- **Artículo**:
-*-*-
La mañana del día de la primera vez que me anime a calzarme un tanque de oxígeno en la espalda, pesas en las caderas y saltar fuera de un barco me encontré ya despierta cuando el despertador de las 7 am quebró el silencio. Debían ser los nervios: el día anterior habíamos conocido a Reneé, el único instructor que había accedido a llevarnos a bucear aún sin tener la documentación necesaria (y con "documentación", me refiero a la licencia que indicaba que sabíamos bucear). Me atrevo a llamarnos estúpidos antes que valientes a mi y a mi padre: querer bucear sin un curso completado es como querer subirse a la ruta sin saber manejar, salvo que hay riesgo de que te explote el corazón en vez de chocar. Sin embargo, había algo en nuestro interior que nos impedía dejar las islas sin antes probar lo que se sentía sumergirse por completo en el azul.

Tras un delicioso desayuno preparado por Judy y un intercambio de saludos con el resto de la familia por teléfono (recuerdo que era el cumpleaños de mi hermana menor) pedimos un taxi y comenzamos el trayecto hasta el otro lado de la isla. A medida que los 20 minutos que lleva atravesar la isla se diluían, descubrí que ya había comenzado a memorizar el patrón de mutación del paisaje rebelde de Santa Cruz. Sabía que la vegetación comenzaría a ponerse cada vez más húmeda y densa ya antes que lleguésemos a la región del Chato (aquella en la que siempre esta lloviendo) y supe que las plantas de achicarían hasta volver a predominar los cáctuses aún antes de habernos acercado del todo al puerto. Una vez allí, vimos como se desplegaron delante nuestro los tanques de oxígeno, y abordamos un pequeño barco que nos llevaría hasta la orilla de Seymur Norte. Compartían la embarcación con nosotros muestras de todo Europa: un alemán muy simpático, una inglesa y un curioso holandés con ya 4 meses de viaje al hombro y el objetivo de encontrarse con su hermana en Perú en su horizonte. Todos con experiencia en buceo, todos con las licencias al día. Mi padre y yo, intercambiando miradas nerviosas con el instructor, no podíamos evitar sentirnos como unos infiltrados.
-*-*-
- **Filas de datos**:
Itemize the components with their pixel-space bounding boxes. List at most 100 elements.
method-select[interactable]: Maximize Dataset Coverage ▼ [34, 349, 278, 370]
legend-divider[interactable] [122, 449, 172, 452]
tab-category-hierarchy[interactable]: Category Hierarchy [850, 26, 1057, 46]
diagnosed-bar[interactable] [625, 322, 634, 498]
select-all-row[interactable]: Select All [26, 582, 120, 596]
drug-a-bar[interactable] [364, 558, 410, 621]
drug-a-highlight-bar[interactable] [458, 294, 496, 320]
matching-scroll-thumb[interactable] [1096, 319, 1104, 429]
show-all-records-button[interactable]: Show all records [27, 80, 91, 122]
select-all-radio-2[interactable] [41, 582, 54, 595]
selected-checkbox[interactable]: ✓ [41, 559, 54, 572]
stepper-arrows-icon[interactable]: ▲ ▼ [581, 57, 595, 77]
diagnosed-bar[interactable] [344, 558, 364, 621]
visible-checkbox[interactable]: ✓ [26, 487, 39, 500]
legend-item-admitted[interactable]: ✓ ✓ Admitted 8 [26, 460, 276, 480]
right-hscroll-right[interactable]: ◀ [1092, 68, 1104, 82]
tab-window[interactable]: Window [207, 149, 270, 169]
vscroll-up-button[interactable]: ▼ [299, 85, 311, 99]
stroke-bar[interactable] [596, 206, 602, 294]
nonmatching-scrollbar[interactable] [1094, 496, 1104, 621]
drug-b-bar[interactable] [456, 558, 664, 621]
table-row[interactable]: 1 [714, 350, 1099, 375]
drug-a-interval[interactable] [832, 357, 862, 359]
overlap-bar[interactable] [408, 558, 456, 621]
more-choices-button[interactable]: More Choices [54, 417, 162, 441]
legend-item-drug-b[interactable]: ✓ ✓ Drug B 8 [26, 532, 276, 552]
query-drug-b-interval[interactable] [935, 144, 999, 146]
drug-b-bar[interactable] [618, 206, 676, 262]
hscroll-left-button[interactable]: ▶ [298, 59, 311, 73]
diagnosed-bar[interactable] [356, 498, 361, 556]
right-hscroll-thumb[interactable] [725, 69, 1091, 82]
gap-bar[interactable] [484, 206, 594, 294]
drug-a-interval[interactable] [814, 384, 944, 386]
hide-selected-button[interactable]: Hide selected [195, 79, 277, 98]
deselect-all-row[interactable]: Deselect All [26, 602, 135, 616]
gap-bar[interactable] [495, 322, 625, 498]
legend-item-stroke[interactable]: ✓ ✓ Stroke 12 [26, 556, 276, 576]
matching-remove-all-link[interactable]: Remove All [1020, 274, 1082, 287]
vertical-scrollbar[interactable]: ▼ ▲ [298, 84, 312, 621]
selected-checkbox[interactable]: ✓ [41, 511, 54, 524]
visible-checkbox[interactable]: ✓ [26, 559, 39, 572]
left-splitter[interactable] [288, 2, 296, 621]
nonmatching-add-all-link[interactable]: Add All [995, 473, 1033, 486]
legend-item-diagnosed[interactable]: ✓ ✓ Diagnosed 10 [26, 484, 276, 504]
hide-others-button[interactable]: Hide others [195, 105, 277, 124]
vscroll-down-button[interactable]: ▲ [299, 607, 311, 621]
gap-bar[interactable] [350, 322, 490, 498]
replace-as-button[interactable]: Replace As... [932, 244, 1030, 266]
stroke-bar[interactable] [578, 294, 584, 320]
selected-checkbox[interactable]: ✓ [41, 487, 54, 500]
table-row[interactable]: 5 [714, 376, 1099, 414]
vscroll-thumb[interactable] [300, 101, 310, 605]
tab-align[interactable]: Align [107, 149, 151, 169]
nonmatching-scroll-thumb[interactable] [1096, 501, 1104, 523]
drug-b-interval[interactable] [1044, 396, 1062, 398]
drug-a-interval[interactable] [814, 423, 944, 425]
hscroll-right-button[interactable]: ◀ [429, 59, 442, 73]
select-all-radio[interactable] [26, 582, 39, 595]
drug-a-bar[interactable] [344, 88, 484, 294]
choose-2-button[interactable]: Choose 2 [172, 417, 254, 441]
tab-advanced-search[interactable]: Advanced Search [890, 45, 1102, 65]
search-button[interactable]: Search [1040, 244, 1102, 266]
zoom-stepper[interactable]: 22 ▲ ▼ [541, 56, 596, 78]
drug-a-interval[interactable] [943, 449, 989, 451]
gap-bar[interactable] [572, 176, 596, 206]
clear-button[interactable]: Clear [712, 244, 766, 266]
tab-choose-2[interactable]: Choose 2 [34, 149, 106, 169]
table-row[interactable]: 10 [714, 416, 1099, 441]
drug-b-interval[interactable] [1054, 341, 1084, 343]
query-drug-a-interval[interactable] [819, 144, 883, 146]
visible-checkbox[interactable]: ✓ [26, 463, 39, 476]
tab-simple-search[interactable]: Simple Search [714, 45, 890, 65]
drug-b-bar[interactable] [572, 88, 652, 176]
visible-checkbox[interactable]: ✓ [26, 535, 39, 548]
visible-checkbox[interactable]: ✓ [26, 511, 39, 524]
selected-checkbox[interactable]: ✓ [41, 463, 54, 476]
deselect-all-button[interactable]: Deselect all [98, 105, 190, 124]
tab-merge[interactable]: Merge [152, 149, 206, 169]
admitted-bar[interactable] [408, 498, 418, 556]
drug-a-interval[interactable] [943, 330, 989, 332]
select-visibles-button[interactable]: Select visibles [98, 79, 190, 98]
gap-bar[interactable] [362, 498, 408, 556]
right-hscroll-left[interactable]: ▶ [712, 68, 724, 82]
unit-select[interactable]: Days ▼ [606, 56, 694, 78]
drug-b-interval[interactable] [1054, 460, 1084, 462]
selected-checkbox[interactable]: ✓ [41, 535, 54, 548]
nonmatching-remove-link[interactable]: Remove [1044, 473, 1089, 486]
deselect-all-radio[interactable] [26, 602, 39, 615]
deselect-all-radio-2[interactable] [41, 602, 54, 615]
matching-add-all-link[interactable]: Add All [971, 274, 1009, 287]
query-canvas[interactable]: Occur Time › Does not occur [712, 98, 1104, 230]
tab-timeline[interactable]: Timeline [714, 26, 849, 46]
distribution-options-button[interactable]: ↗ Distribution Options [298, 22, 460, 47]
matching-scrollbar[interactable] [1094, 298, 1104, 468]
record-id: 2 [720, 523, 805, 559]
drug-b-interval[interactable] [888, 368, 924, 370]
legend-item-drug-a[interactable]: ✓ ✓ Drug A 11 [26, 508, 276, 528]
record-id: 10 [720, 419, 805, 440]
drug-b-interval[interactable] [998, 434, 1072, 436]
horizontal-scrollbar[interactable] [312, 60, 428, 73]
-*-*-
- **Tareas escritas**:
1. Según el artículo, ¿cómo se llamaba el instructor que aceptó llevarlos a bucear sin tener la licencia?
2. Extrae del artículo, sin cambiar nada, el fragmento que va desde "La mañana del" hasta "en el azul.".
Las filas no guardan ninguna relación con el artículo.

- **Respuestas**:
1. Reneé.

2.
La mañana del día de la primera vez que me anime a calzarme un tanque de oxígeno en la espalda, pesas en las caderas y saltar fuera de un barco me encontré ya despierta cuando el despertador de las 7 am quebró el silencio. Debían ser los nervios: el día anterior habíamos conocido a Reneé, el único instructor que había accedido a llevarnos a bucear aún sin tener la documentación necesaria (y con "documentación", me refiero a la licencia que indicaba que sabíamos bucear). Me atrevo a llamarnos estúpidos antes que valientes a mi y a mi padre: querer bucear sin un curso completado es como querer subirse a la ruta sin saber manejar, salvo que hay riesgo de que te explote el corazón en vez de chocar. Sin embargo, había algo en nuestro interior que nos impedía dejar las islas sin antes probar lo que se sentía sumergirse por completo en el azul.